§ **THE TASK**:
Show, in full, each line of the data that contains "capitaine".

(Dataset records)
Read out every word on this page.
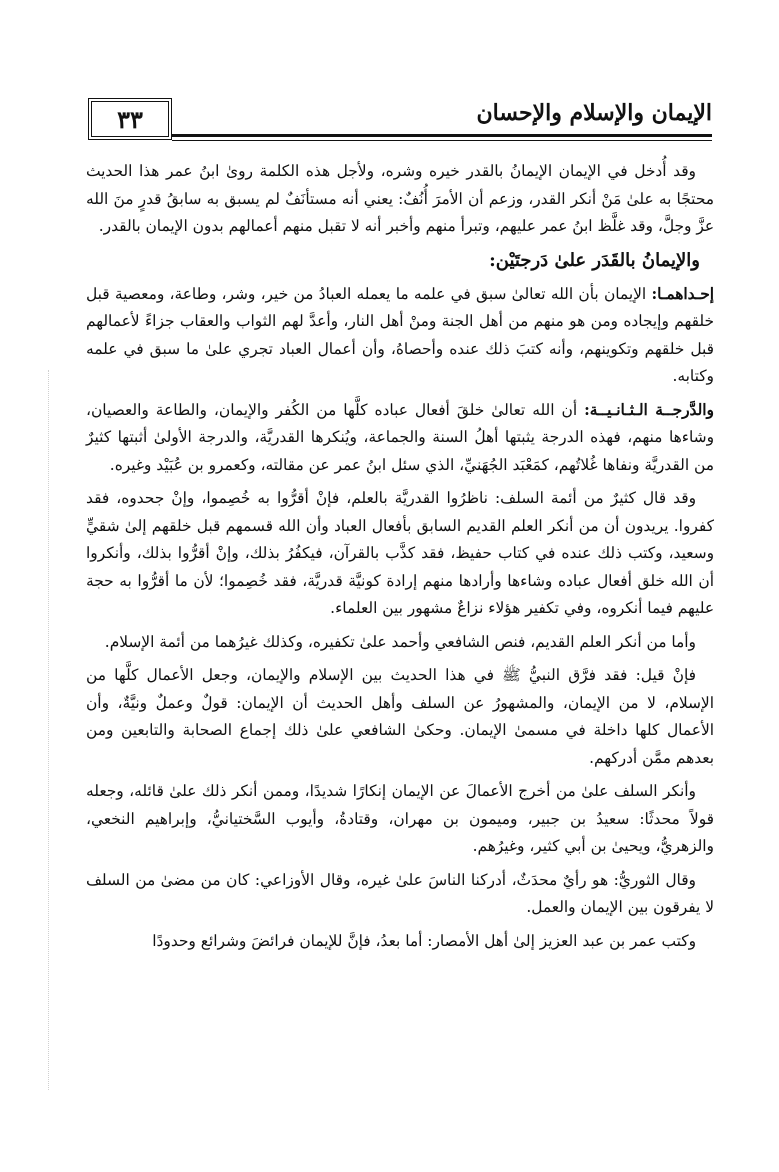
٣٣	الإيمان والإسلام والإحسان

وقد أُدخل في الإيمان الإيمانُ بالقدر خيره وشره، ولأجل هذه الكلمة روىٰ ابنُ عمر هذا الحديث محتجًا به علىٰ مَنْ أنكر القدر، وزعم أن الأمرَ أُنُفٌ: يعني أنه مستأنَفٌ لم يسبق به سابقُ قدرٍ منَ الله عزَّ وجلَّ، وقد غلَّظ ابنُ عمر عليهم، وتبرأ منهم وأخبر أنه لا تقبل منهم أعمالهم بدون الإيمان بالقدر.

والإيمانُ بالقَدَر علىٰ دَرجتَيْن:

إحـداهمـا: الإيمان بأن الله تعالىٰ سبق في علمه ما يعمله العبادُ من خير، وشر، وطاعة، ومعصية قبل خلقهم وإيجاده ومن هو منهم من أهل الجنة ومنْ أهل النار، وأعدَّ لهم الثواب والعقاب جزاءً لأعمالهم قبل خلقهم وتكوينهم، وأنه كتبَ ذلك عنده وأحصاهُ، وأن أعمال العباد تجري علىٰ ما سبق في علمه وكتابه.

والدَّرجــة الـثـانـيــة: أن الله تعالىٰ خلقَ أفعال عباده كلَّها من الكُفر والإيمان، والطاعة والعصيان، وشاءها منهم، فهذه الدرجة يثبتها أهلُ السنة والجماعة، ويُنكرها القدريَّة، والدرجة الأولىٰ أثبتها كثيرٌ من القدريَّة ونفاها غُلاتُهم، كمَعْبَد الجُهَنيِّ، الذي سئل ابنُ عمر عن مقالته، وكعمرو بن عُبَيْد وغيره.

وقد قال كثيرٌ من أئمة السلف: ناظرُوا القدريَّة بالعلم، فإنْ أقرُّوا به خُصِموا، وإنْ جحدوه، فقد كفروا. يريدون أن من أنكر العلم القديم السابق بأفعال العباد وأن الله قسمهم قبل خلقهم إلىٰ شقيٍّ وسعيد، وكتب ذلك عنده في كتاب حفيظ، فقد كذَّب بالقرآن، فيكفُرُ بذلك، وإنْ أقرُّوا بذلك، وأنكروا أن الله خلق أفعال عباده وشاءها وأرادها منهم إرادة كونيَّة قدريَّة، فقد خُصِموا؛ لأن ما أقرُّوا به حجة عليهم فيما أنكروه، وفي تكفير هؤلاء نزاعٌ مشهور بين العلماء.

وأما من أنكر العلم القديم، فنص الشافعي وأحمد علىٰ تكفيره، وكذلك غيرُهما من أئمة الإسلام.

فإنْ قيل: فقد فرَّق النبيُّ ﷺ في هذا الحديث بين الإسلام والإيمان، وجعل الأعمال كلَّها من الإسلام، لا من الإيمان، والمشهورُ عن السلف وأهل الحديث أن الإيمان: قولٌ وعملٌ ونيَّةٌ، وأن الأعمال كلها داخلة في مسمىٰ الإيمان. وحكىٰ الشافعي علىٰ ذلك إجماع الصحابة والتابعين ومن بعدهم ممَّن أدركهم.

وأنكر السلف علىٰ من أخرج الأعمالَ عن الإيمان إنكارًا شديدًا، وممن أنكر ذلك علىٰ قائله، وجعله قولاً محدثًا: سعيدُ بن جبير، وميمون بن مهران، وقتادةُ، وأيوب السَّختيانيُّ، وإبراهيم النخعي، والزهريُّ، ويحيىٰ بن أبي كثير، وغيرُهم.

وقال الثوريُّ: هو رأيٌ محدَثٌ، أدركنا الناسَ علىٰ غيره، وقال الأوزاعي: كان من مضىٰ من السلف لا يفرقون بين الإيمان والعمل.

وكتب عمر بن عبد العزيز إلىٰ أهل الأمصار: أما بعدُ، فإنَّ للإيمان فرائضَ وشرائع وحدودًا
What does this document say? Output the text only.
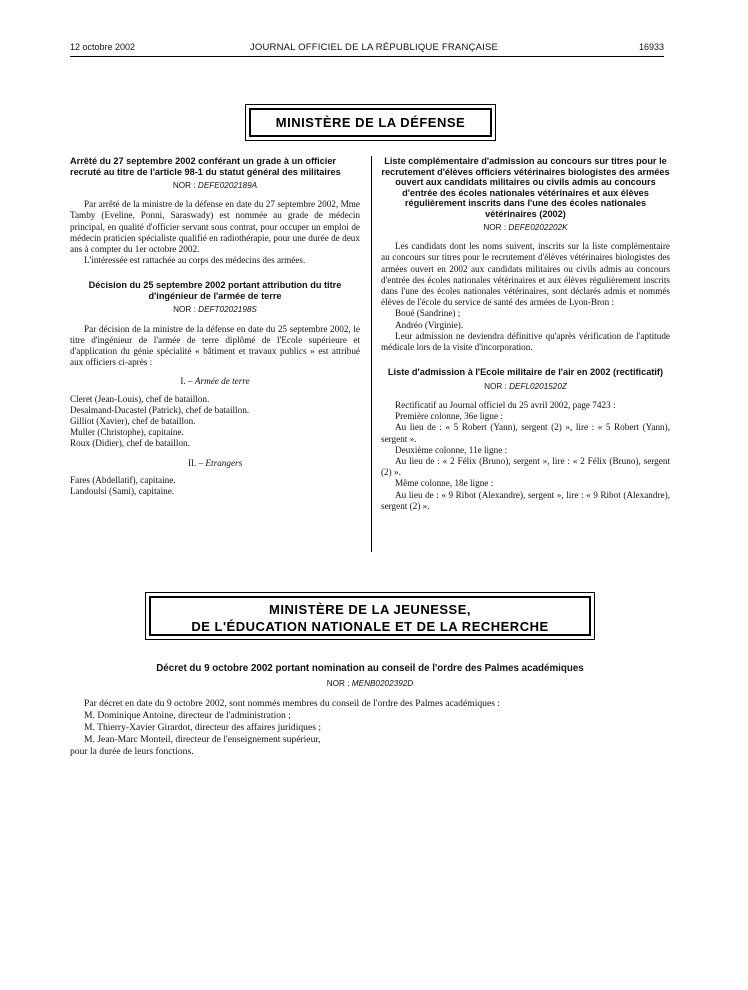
12 octobre 2002	JOURNAL OFFICIEL DE LA RÉPUBLIQUE FRANÇAISE	16933
MINISTÈRE DE LA DÉFENSE
Arrêté du 27 septembre 2002 conférant un grade à un officier recruté au titre de l'article 98-1 du statut général des militaires
NOR : DEFE0202189A

Par arrêté de la ministre de la défense en date du 27 septembre 2002, Mme Tamby (Eveline, Ponni, Saraswady) est nommée au grade de médecin principal, en qualité d'officier servant sous contrat, pour occuper un emploi de médecin praticien spécialiste qualifié en radiothérapie, pour une durée de deux ans à compter du 1er octobre 2002.

L'intéressée est rattachée au corps des médecins des armées.

Décision du 25 septembre 2002 portant attribution du titre d'ingénieur de l'armée de terre
NOR : DEFT0202198S

Par décision de la ministre de la défense en date du 25 septembre 2002, le titre d'ingénieur de l'armée de terre diplômé de l'Ecole supérieure et d'application du génie spécialité « bâtiment et travaux publics » est attribué aux officiers ci-après :

I. – Armée de terre

Cleret (Jean-Louis), chef de bataillon.

Desalmand-Ducastel (Patrick), chef de bataillon.

Gilliot (Xavier), chef de bataillon.

Muller (Christophe), capitaine.

Roux (Didier), chef de bataillon.

II. – Etrangers

Fares (Abdellatif), capitaine.

Landoulsi (Sami), capitaine.

Liste complémentaire d'admission au concours sur titres pour le recrutement d'élèves officiers vétérinaires biologistes des armées ouvert aux candidats militaires ou civils admis au concours d'entrée des écoles nationales vétérinaires et aux élèves régulièrement inscrits dans l'une des écoles nationales vétérinaires (2002)
NOR : DEFE0202202K

Les candidats dont les noms suivent, inscrits sur la liste complémentaire au concours sur titres pour le recrutement d'élèves vétérinaires biologistes des armées ouvert en 2002 aux candidats militaires ou civils admis au concours d'entrée des écoles nationales vétérinaires et aux élèves régulièrement inscrits dans l'une des écoles nationales vétérinaires, sont déclarés admis et nommés élèves de l'école du service de santé des armées de Lyon-Bron :

Boué (Sandrine) ;

Andréo (Virginie).

Leur admission ne deviendra définitive qu'après vérification de l'aptitude médicale lors de la visite d'incorporation.

Liste d'admission à l'Ecole militaire de l'air en 2002 (rectificatif)
NOR : DEFL0201520Z

Rectificatif au Journal officiel du 25 avril 2002, page 7423 :

Première colonne, 36e ligne :

Au lieu de : « 5 Robert (Yann), sergent (2) », lire : « 5 Robert (Yann), sergent ».

Deuxième colonne, 11e ligne :

Au lieu de : « 2 Félix (Bruno), sergent », lire : « 2 Félix (Bruno), sergent (2) ».

Même colonne, 18e ligne :

Au lieu de : « 9 Ribot (Alexandre), sergent », lire : « 9 Ribot (Alexandre), sergent (2) ».

MINISTÈRE DE LA JEUNESSE,
DE L'ÉDUCATION NATIONALE ET DE LA RECHERCHE
Décret du 9 octobre 2002 portant nomination au conseil de l'ordre des Palmes académiques
NOR : MENB0202392D

Par décret en date du 9 octobre 2002, sont nommés membres du conseil de l'ordre des Palmes académiques :

M. Dominique Antoine, directeur de l'administration ;

M. Thierry-Xavier Girardot, directeur des affaires juridiques ;

M. Jean-Marc Monteil, directeur de l'enseignement supérieur,

pour la durée de leurs fonctions.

§ **TASK OUTPUT**:
Muller (Christophe), capitaine.
Fares (Abdellatif), capitaine.
Landoulsi (Sami), capitaine.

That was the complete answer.